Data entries

================================

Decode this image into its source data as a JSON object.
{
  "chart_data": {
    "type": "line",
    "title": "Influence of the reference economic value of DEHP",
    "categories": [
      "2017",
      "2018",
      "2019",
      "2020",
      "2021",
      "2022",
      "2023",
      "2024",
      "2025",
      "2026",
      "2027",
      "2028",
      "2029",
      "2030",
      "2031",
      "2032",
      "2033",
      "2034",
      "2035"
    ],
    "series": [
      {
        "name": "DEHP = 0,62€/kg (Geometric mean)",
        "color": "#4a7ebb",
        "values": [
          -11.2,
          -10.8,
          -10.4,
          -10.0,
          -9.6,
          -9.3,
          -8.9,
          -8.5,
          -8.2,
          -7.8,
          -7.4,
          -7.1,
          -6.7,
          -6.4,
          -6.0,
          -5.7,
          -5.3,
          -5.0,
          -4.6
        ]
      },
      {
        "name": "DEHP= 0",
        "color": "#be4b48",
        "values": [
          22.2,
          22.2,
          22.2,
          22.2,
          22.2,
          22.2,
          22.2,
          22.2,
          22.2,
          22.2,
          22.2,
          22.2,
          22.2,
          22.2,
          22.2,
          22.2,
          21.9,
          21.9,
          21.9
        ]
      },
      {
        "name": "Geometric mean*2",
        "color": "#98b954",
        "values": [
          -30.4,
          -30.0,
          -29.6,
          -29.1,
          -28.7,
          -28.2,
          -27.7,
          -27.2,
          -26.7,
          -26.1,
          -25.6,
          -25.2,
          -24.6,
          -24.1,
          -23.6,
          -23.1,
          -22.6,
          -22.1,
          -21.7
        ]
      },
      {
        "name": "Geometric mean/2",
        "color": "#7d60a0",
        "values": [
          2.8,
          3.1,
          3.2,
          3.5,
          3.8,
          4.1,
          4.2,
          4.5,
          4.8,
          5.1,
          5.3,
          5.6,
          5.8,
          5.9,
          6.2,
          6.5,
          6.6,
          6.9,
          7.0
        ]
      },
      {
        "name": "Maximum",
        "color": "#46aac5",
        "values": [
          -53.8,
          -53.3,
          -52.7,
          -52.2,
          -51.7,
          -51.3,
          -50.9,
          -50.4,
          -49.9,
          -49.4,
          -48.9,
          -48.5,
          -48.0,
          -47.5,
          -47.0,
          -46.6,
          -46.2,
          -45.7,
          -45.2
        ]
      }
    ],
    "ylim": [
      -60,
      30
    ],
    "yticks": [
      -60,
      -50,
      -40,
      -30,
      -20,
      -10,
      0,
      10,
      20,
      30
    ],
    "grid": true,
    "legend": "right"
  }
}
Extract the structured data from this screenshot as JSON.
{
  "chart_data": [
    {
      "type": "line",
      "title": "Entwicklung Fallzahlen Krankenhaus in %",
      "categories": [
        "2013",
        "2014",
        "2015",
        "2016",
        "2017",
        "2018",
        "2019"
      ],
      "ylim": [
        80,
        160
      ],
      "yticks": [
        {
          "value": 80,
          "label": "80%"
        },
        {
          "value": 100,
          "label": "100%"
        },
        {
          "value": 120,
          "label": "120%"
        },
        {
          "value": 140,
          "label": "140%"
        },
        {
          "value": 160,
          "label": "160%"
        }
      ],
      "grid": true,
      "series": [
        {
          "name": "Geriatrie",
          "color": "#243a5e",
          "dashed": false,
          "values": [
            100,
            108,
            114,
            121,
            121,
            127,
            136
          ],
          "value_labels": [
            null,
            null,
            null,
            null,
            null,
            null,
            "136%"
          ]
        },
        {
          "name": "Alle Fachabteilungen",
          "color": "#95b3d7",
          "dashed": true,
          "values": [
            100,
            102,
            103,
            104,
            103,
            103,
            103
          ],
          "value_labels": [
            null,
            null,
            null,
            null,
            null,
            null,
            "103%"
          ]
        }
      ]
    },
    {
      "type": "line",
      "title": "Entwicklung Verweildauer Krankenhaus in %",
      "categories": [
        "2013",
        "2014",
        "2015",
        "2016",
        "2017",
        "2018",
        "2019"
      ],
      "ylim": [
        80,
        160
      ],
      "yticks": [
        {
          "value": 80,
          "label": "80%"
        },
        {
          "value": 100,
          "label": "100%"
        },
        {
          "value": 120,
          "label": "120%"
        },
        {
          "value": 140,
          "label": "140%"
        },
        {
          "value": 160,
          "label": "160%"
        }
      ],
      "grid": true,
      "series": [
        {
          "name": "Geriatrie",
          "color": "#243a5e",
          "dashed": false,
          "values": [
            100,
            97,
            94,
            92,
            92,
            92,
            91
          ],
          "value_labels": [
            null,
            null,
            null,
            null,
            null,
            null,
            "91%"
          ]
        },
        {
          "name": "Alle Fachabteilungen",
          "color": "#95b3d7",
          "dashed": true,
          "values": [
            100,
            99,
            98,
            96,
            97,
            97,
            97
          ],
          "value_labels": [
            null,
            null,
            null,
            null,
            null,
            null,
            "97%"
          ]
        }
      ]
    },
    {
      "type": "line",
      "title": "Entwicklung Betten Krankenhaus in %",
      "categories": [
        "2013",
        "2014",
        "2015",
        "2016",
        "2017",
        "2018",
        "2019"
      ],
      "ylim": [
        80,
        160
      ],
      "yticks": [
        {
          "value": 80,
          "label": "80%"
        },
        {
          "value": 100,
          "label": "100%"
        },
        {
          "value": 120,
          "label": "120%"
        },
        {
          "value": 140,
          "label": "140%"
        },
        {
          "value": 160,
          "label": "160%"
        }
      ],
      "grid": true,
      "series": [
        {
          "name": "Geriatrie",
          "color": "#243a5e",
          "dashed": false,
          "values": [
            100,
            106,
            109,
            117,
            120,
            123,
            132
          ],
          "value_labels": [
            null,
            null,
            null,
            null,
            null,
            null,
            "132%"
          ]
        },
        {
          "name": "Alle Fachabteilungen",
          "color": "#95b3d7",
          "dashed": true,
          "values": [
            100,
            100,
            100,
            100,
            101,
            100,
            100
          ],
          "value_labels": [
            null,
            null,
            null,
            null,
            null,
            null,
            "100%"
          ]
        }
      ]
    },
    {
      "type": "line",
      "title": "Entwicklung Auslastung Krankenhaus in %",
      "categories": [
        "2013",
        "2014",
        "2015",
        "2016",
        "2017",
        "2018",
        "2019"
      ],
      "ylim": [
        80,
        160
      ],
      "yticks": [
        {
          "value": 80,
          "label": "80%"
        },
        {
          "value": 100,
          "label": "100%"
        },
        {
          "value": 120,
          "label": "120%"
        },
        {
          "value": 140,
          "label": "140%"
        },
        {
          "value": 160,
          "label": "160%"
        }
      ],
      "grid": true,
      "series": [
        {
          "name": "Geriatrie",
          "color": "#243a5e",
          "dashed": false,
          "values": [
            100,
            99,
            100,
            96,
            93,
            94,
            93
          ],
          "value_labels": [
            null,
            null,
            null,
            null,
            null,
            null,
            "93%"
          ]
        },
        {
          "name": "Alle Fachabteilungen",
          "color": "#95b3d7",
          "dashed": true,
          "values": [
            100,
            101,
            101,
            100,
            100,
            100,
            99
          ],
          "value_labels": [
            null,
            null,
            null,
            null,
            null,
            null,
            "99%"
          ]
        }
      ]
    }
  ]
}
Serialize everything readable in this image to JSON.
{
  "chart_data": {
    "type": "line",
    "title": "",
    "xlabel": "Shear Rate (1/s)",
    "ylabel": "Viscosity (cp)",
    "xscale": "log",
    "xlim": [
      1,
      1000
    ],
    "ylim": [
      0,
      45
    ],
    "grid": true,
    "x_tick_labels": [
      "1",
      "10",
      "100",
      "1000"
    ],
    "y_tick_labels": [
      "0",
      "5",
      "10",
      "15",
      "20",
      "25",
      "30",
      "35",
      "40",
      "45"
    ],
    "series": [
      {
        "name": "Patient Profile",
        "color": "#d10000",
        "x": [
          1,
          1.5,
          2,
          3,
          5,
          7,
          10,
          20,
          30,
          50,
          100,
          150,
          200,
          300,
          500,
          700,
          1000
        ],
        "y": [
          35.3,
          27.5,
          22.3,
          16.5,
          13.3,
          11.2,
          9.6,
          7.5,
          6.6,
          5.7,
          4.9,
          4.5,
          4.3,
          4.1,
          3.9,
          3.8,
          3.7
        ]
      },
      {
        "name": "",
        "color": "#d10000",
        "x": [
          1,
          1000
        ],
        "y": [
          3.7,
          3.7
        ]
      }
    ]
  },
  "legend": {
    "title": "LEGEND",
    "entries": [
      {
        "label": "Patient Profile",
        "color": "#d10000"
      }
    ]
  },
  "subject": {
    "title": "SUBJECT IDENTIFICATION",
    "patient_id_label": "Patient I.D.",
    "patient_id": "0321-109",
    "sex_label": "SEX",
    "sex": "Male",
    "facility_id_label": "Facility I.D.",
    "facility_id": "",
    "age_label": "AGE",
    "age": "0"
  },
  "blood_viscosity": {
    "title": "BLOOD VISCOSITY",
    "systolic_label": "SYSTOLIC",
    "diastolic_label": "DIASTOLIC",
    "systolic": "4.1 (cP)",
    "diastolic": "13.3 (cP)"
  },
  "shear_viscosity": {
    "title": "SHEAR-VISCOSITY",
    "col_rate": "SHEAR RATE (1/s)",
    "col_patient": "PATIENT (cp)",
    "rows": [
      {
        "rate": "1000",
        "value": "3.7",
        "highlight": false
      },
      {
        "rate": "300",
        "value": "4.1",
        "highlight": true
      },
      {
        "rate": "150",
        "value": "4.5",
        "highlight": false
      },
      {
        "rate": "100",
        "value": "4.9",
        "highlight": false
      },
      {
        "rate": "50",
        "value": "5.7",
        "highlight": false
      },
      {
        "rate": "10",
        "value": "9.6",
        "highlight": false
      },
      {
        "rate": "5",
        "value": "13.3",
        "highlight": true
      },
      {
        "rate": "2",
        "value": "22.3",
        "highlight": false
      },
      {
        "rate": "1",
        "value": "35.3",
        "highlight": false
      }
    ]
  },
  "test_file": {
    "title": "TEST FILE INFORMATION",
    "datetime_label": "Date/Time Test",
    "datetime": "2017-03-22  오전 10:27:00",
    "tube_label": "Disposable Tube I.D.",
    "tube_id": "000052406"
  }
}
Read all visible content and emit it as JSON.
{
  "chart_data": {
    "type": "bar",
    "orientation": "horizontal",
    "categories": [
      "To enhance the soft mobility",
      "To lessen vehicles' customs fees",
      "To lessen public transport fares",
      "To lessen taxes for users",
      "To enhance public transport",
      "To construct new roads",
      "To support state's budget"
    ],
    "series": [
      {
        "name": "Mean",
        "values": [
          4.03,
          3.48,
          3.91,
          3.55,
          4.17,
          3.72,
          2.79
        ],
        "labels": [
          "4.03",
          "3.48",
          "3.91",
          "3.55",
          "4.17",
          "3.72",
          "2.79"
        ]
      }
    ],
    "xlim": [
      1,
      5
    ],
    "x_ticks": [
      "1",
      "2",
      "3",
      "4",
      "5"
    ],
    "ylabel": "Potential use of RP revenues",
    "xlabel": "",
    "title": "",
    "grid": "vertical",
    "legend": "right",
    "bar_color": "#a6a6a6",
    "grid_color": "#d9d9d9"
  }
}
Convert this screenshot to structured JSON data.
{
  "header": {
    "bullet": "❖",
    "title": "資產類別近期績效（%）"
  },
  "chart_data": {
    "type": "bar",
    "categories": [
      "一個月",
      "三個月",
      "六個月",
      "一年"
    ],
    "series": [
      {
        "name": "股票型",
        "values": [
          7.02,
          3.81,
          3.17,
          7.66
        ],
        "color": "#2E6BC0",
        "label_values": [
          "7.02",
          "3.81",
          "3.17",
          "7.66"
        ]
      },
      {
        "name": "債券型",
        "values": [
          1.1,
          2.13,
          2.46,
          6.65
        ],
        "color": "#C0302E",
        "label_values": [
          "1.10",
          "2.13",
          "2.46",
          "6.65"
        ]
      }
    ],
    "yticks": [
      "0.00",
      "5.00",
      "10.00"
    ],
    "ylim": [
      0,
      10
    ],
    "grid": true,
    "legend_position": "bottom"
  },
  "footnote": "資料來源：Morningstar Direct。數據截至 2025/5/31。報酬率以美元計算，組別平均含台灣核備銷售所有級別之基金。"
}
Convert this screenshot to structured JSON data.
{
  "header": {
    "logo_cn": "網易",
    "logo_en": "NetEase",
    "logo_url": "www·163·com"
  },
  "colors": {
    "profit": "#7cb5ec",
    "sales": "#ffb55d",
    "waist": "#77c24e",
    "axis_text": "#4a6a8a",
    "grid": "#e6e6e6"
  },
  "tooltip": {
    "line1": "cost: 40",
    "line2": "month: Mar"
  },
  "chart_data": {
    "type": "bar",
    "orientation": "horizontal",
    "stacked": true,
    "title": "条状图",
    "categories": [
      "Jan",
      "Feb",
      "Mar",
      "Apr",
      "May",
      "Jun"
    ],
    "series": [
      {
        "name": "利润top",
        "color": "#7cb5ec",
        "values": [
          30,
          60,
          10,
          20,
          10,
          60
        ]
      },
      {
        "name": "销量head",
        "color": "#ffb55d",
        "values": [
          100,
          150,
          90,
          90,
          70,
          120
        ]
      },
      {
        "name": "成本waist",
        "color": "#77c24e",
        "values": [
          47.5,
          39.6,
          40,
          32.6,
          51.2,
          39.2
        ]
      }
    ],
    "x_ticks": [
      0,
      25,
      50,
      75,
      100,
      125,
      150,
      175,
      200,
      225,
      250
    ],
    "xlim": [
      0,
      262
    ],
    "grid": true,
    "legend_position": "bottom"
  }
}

================================

Copy out each line of the listing that holds "public".

      "To lessen public transport fares",
      "To enhance public transport",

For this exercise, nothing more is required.